**Task goal:** The data below must be copied in full and without any change.

**Exercise data:**
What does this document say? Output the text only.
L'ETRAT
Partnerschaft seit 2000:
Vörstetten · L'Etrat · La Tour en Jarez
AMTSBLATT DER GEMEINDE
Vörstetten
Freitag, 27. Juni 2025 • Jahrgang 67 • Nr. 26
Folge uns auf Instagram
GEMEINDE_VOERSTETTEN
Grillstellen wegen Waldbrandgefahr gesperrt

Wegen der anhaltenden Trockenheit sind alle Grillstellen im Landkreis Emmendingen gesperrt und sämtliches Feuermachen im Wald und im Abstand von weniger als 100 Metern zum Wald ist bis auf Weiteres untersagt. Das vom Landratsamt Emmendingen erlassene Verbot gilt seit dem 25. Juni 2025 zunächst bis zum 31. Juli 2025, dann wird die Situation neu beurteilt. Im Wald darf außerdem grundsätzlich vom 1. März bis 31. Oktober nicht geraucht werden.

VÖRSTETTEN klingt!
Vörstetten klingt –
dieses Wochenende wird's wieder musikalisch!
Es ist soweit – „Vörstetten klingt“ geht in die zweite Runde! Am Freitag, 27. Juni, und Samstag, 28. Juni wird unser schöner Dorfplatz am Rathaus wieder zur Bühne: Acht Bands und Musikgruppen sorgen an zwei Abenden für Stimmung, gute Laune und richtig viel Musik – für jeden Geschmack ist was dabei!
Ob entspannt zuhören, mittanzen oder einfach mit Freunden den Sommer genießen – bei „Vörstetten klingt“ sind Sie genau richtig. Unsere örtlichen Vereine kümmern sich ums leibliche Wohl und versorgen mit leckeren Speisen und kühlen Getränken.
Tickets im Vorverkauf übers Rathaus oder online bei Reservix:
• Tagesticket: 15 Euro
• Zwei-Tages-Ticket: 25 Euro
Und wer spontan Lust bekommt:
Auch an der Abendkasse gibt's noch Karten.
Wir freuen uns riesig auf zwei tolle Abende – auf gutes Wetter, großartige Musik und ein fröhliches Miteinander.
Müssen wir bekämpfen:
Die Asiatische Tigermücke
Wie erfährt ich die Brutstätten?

**Finished exercise:**
What does this document say? Output the text only.
L'ETRAT
Partnerschaft seit 2000:
Vörstetten · L'Etrat · La Tour en Jarez
AMTSBLATT DER GEMEINDE
Vörstetten
Freitag, 27. Juni 2025 • Jahrgang 67 • Nr. 26
Folge uns auf Instagram
GEMEINDE_VOERSTETTEN
Grillstellen wegen Waldbrandgefahr gesperrt

Wegen der anhaltenden Trockenheit sind alle Grillstellen im Landkreis Emmendingen gesperrt und sämtliches Feuermachen im Wald und im Abstand von weniger als 100 Metern zum Wald ist bis auf Weiteres untersagt. Das vom Landratsamt Emmendingen erlassene Verbot gilt seit dem 25. Juni 2025 zunächst bis zum 31. Juli 2025, dann wird die Situation neu beurteilt. Im Wald darf außerdem grundsätzlich vom 1. März bis 31. Oktober nicht geraucht werden.

VÖRSTETTEN klingt!
Vörstetten klingt –
dieses Wochenende wird's wieder musikalisch!
Es ist soweit – „Vörstetten klingt“ geht in die zweite Runde! Am Freitag, 27. Juni, und Samstag, 28. Juni wird unser schöner Dorfplatz am Rathaus wieder zur Bühne: Acht Bands und Musikgruppen sorgen an zwei Abenden für Stimmung, gute Laune und richtig viel Musik – für jeden Geschmack ist was dabei!
Ob entspannt zuhören, mittanzen oder einfach mit Freunden den Sommer genießen – bei „Vörstetten klingt“ sind Sie genau richtig. Unsere örtlichen Vereine kümmern sich ums leibliche Wohl und versorgen mit leckeren Speisen und kühlen Getränken.
Tickets im Vorverkauf übers Rathaus oder online bei Reservix:
• Tagesticket: 15 Euro
• Zwei-Tages-Ticket: 25 Euro
Und wer spontan Lust bekommt:
Auch an der Abendkasse gibt's noch Karten.
Wir freuen uns riesig auf zwei tolle Abende – auf gutes Wetter, großartige Musik und ein fröhliches Miteinander.
Müssen wir bekämpfen:
Die Asiatische Tigermücke
Wie erfährt ich die Brutstätten?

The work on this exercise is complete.